Please print all of the material below, word for word.

A block of data:
• • • • •
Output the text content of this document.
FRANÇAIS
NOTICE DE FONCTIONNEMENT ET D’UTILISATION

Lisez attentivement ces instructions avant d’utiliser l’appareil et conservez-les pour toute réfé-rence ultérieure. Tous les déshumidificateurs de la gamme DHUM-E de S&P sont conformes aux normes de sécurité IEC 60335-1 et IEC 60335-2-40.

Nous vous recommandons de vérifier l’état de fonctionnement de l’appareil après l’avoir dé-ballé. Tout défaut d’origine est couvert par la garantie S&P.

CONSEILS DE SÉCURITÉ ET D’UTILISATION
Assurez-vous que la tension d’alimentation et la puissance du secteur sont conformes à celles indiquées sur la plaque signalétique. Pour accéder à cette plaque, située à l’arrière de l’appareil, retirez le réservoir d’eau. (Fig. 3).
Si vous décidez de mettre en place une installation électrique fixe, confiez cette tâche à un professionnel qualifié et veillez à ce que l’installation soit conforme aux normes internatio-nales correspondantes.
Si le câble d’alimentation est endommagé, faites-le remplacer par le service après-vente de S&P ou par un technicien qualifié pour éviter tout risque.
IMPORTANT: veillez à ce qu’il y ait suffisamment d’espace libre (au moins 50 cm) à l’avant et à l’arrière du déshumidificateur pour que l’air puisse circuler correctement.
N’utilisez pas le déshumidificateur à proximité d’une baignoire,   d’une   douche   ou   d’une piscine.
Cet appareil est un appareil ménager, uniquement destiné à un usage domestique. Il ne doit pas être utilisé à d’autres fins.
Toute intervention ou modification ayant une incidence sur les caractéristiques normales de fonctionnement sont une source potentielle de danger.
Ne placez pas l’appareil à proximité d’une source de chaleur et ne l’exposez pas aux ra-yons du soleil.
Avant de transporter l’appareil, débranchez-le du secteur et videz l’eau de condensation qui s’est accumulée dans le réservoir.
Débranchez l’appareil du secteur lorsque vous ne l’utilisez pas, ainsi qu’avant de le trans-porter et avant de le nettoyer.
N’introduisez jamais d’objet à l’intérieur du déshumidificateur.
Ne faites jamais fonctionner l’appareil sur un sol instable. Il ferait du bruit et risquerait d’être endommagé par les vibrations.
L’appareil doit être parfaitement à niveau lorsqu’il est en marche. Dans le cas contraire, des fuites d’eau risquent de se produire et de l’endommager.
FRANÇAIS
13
• • • • •
_Response to the exercise_
Output the text content of this document.
FRANÇAIS
NOTICE DE FONCTIONNEMENT ET D’UTILISATION

Lisez attentivement ces instructions avant d’utiliser l’appareil et conservez-les pour toute réfé-rence ultérieure. Tous les déshumidificateurs de la gamme DHUM-E de S&P sont conformes aux normes de sécurité IEC 60335-1 et IEC 60335-2-40.

Nous vous recommandons de vérifier l’état de fonctionnement de l’appareil après l’avoir dé-ballé. Tout défaut d’origine est couvert par la garantie S&P.

CONSEILS DE SÉCURITÉ ET D’UTILISATION
Assurez-vous que la tension d’alimentation et la puissance du secteur sont conformes à celles indiquées sur la plaque signalétique. Pour accéder à cette plaque, située à l’arrière de l’appareil, retirez le réservoir d’eau. (Fig. 3).
Si vous décidez de mettre en place une installation électrique fixe, confiez cette tâche à un professionnel qualifié et veillez à ce que l’installation soit conforme aux normes internatio-nales correspondantes.
Si le câble d’alimentation est endommagé, faites-le remplacer par le service après-vente de S&P ou par un technicien qualifié pour éviter tout risque.
IMPORTANT: veillez à ce qu’il y ait suffisamment d’espace libre (au moins 50 cm) à l’avant et à l’arrière du déshumidificateur pour que l’air puisse circuler correctement.
N’utilisez pas le déshumidificateur à proximité d’une baignoire,   d’une   douche   ou   d’une piscine.
Cet appareil est un appareil ménager, uniquement destiné à un usage domestique. Il ne doit pas être utilisé à d’autres fins.
Toute intervention ou modification ayant une incidence sur les caractéristiques normales de fonctionnement sont une source potentielle de danger.
Ne placez pas l’appareil à proximité d’une source de chaleur et ne l’exposez pas aux ra-yons du soleil.
Avant de transporter l’appareil, débranchez-le du secteur et videz l’eau de condensation qui s’est accumulée dans le réservoir.
Débranchez l’appareil du secteur lorsque vous ne l’utilisez pas, ainsi qu’avant de le trans-porter et avant de le nettoyer.
N’introduisez jamais d’objet à l’intérieur du déshumidificateur.
Ne faites jamais fonctionner l’appareil sur un sol instable. Il ferait du bruit et risquerait d’être endommagé par les vibrations.
L’appareil doit être parfaitement à niveau lorsqu’il est en marche. Dans le cas contraire, des fuites d’eau risquent de se produire et de l’endommager.
FRANÇAIS
13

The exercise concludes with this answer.